■ EXERCISE REQUIREMENTS: Scan the lines below for the word "Studio". Copy each line you find it in.

[Source data]
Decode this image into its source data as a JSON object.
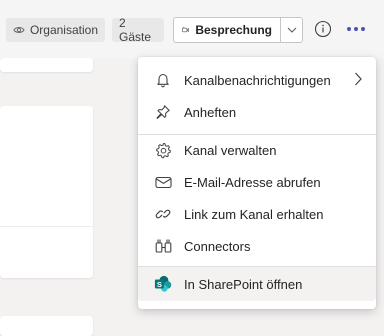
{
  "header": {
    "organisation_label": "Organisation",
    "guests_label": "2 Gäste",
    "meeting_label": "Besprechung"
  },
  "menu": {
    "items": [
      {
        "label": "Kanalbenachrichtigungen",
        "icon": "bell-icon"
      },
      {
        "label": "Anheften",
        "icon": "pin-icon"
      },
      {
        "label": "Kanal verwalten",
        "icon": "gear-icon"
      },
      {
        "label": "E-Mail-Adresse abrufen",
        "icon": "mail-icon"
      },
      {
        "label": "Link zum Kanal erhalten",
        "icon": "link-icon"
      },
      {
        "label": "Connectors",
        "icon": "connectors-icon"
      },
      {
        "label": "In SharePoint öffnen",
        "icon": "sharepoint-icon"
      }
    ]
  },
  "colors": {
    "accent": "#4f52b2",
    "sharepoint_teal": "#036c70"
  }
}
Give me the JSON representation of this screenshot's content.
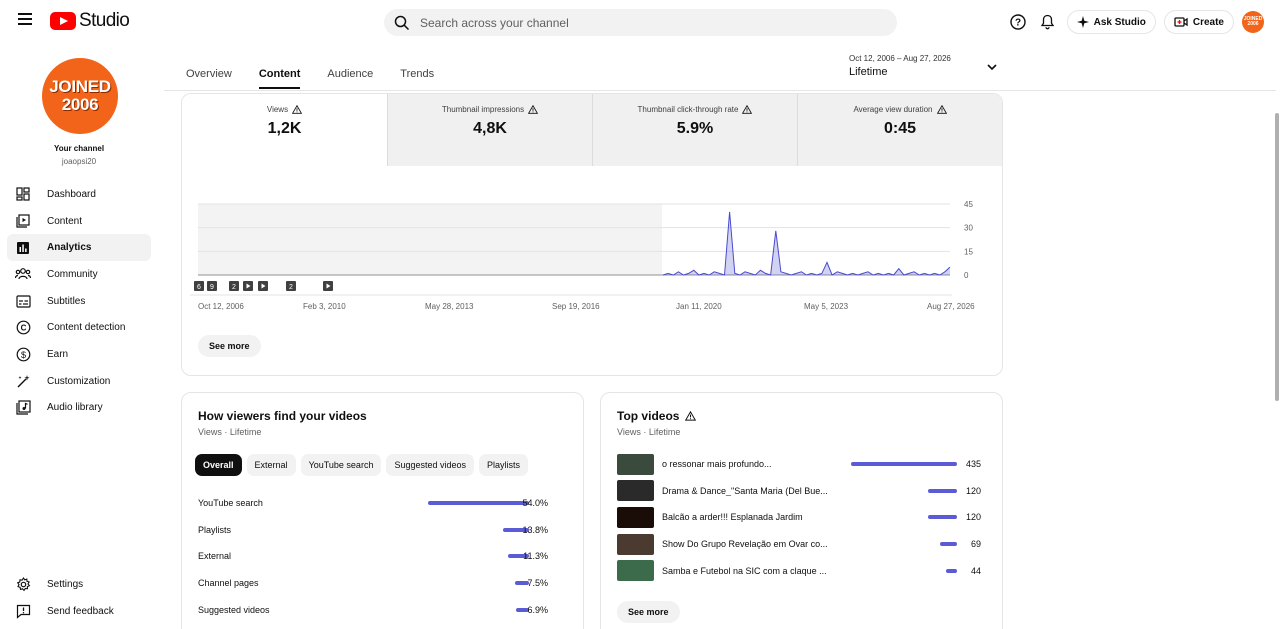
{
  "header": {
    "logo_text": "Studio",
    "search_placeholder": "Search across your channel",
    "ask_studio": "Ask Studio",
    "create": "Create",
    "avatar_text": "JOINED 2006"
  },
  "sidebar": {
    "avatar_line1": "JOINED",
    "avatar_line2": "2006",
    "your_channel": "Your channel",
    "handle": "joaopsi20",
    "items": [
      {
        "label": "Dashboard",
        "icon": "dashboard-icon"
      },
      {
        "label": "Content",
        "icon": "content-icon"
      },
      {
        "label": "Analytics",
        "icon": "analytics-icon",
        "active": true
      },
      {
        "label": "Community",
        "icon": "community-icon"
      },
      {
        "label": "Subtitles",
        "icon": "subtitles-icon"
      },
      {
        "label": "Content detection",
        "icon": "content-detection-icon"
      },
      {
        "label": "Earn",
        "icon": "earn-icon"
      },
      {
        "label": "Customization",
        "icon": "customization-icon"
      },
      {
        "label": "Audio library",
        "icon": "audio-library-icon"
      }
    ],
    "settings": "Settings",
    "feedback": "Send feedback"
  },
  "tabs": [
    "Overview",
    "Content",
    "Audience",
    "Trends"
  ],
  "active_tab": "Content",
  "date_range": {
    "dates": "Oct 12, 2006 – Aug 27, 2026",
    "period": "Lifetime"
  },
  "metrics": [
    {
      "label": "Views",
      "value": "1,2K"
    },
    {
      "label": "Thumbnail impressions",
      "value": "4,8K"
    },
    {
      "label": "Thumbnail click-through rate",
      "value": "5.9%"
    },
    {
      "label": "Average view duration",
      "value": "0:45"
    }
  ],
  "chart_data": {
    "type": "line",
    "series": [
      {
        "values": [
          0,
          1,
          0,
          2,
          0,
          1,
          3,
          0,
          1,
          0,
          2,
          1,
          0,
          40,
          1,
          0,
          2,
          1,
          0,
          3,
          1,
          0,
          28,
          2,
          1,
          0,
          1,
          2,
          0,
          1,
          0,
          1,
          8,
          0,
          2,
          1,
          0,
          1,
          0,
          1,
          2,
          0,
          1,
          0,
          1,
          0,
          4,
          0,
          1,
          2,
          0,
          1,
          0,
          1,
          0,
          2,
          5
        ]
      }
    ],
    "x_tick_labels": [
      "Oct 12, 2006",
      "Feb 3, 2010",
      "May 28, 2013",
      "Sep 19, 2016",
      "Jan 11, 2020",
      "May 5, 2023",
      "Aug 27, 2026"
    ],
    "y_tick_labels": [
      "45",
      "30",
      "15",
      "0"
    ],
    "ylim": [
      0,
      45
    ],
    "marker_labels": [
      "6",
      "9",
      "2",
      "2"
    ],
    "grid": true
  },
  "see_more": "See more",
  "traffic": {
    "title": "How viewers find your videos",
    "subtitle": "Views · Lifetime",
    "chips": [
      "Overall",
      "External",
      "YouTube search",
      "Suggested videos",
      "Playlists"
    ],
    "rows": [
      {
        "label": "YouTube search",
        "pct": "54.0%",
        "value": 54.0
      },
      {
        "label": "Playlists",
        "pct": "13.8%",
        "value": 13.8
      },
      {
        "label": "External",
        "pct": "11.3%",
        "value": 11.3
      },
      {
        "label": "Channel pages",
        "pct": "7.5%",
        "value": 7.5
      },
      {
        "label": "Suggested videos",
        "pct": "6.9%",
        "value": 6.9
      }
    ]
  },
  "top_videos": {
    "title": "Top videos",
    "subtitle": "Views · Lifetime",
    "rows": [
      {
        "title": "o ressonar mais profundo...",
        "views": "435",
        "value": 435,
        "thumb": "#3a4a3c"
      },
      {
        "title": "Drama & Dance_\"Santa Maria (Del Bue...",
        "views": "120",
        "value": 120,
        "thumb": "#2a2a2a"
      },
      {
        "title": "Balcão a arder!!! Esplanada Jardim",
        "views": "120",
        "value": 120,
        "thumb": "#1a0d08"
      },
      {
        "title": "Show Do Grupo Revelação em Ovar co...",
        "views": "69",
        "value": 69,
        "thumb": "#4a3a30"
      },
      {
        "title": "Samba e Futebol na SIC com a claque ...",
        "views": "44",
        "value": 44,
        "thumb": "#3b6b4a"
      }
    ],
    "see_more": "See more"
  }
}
...
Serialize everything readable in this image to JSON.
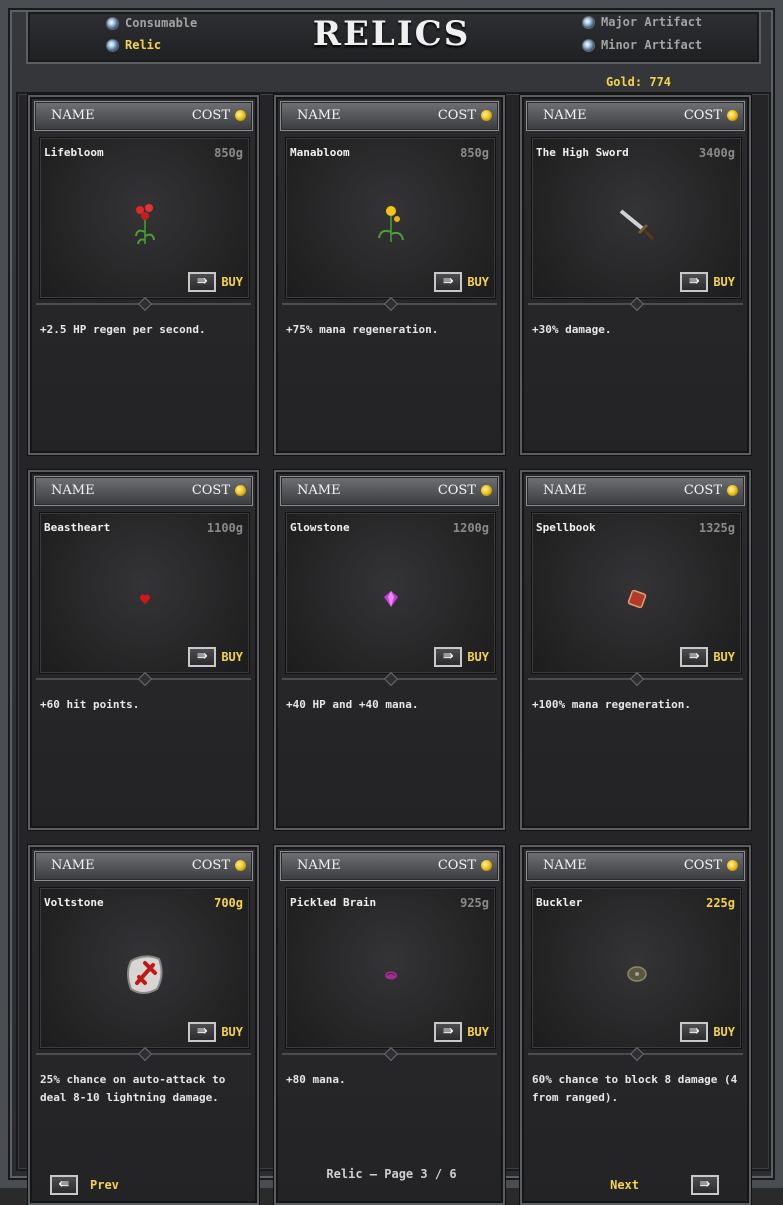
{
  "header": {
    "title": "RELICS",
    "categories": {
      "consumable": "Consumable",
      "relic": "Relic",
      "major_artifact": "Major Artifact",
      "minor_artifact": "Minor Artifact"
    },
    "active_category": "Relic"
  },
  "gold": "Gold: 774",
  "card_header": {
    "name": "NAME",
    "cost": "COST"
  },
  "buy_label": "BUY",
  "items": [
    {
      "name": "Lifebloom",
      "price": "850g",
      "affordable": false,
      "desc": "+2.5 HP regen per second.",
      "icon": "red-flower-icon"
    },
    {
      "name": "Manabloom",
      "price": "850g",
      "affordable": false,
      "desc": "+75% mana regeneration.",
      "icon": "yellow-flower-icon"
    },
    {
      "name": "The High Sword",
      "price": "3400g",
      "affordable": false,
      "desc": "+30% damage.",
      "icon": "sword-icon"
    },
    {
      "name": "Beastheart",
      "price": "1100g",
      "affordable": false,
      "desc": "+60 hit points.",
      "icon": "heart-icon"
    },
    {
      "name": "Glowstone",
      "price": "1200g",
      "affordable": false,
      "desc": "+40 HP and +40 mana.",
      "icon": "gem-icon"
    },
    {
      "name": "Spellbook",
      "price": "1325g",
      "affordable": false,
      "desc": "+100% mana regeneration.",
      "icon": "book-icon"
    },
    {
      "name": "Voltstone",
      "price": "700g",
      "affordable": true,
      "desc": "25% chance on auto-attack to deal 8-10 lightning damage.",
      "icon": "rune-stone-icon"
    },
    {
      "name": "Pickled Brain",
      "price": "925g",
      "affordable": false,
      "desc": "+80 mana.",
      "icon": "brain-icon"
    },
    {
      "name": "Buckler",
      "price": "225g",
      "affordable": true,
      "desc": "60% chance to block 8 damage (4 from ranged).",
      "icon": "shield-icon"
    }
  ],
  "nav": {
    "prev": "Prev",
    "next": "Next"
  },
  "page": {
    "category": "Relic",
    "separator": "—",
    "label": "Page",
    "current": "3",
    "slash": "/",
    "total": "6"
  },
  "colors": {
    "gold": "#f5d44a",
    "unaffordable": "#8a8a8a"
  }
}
==
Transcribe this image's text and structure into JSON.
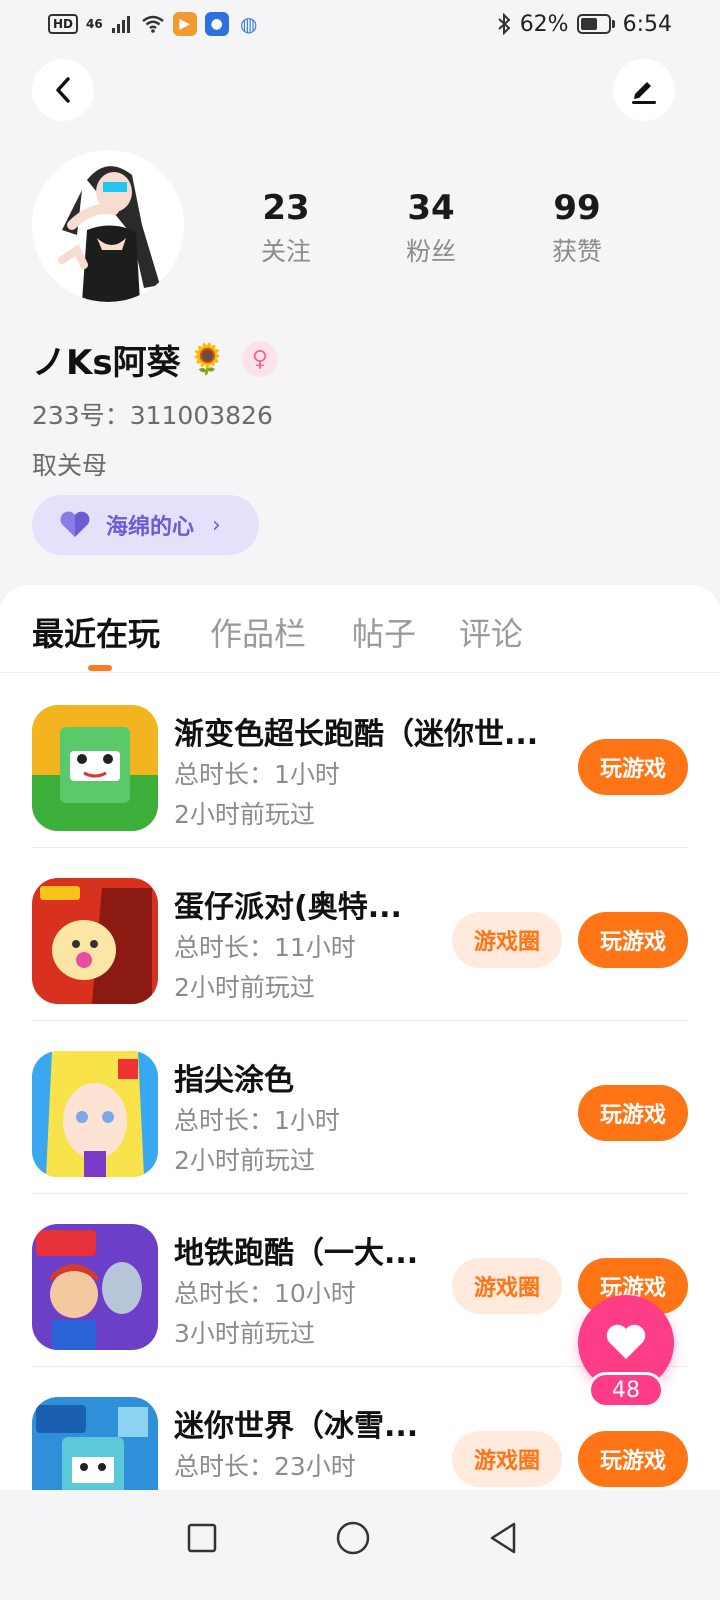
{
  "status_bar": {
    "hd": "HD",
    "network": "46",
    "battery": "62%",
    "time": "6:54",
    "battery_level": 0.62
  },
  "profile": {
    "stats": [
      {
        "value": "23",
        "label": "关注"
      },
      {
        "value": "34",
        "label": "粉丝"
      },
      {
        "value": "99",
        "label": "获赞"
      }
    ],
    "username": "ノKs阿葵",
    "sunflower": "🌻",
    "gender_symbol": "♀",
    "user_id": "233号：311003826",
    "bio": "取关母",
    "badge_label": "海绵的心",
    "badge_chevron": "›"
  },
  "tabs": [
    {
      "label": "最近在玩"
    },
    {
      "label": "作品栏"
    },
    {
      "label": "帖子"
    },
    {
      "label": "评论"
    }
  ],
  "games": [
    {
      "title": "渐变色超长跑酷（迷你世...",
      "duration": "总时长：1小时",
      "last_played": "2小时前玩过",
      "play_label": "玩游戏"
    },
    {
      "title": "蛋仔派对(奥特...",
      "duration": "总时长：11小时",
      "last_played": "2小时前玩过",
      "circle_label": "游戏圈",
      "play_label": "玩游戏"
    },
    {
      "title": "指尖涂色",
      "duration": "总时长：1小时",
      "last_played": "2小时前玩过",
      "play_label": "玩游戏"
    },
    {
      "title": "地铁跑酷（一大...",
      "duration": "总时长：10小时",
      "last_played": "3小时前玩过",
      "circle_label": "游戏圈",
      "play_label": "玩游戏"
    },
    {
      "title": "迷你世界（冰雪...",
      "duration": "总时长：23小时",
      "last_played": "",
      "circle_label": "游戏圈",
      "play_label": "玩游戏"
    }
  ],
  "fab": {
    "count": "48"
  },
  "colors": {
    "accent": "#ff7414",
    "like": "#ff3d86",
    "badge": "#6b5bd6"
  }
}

■ TASK SOLUTION:
    "logo_text": "Studio",
    "ask_studio": "Ask Studio",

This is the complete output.